#### Aim of the exercise:
Every line of the listing must be reproduced as it stands. Leave the images behind.

-- begin Entries supplied --

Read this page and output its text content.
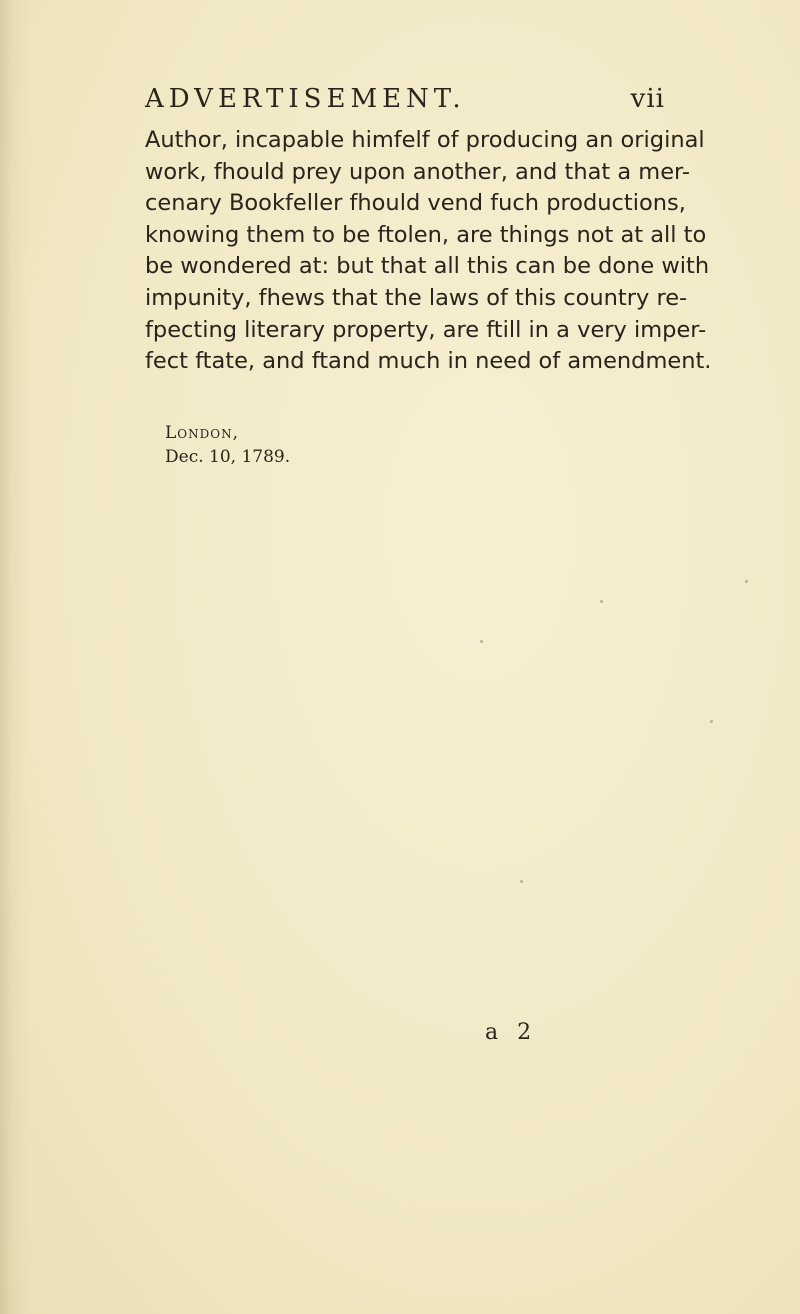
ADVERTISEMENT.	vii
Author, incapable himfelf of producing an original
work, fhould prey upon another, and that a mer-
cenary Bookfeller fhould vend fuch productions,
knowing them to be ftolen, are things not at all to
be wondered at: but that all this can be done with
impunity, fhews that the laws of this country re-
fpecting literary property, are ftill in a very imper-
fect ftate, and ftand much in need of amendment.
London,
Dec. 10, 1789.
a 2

-- end Entries supplied --

#### Task answer:
Read this page and output its text content.
ADVERTISEMENT.	vii
Author, incapable himfelf of producing an original
work, fhould prey upon another, and that a mer-
cenary Bookfeller fhould vend fuch productions,
knowing them to be ftolen, are things not at all to
be wondered at: but that all this can be done with
impunity, fhews that the laws of this country re-
fpecting literary property, are ftill in a very imper-
fect ftate, and ftand much in need of amendment.
London,
Dec. 10, 1789.
a 2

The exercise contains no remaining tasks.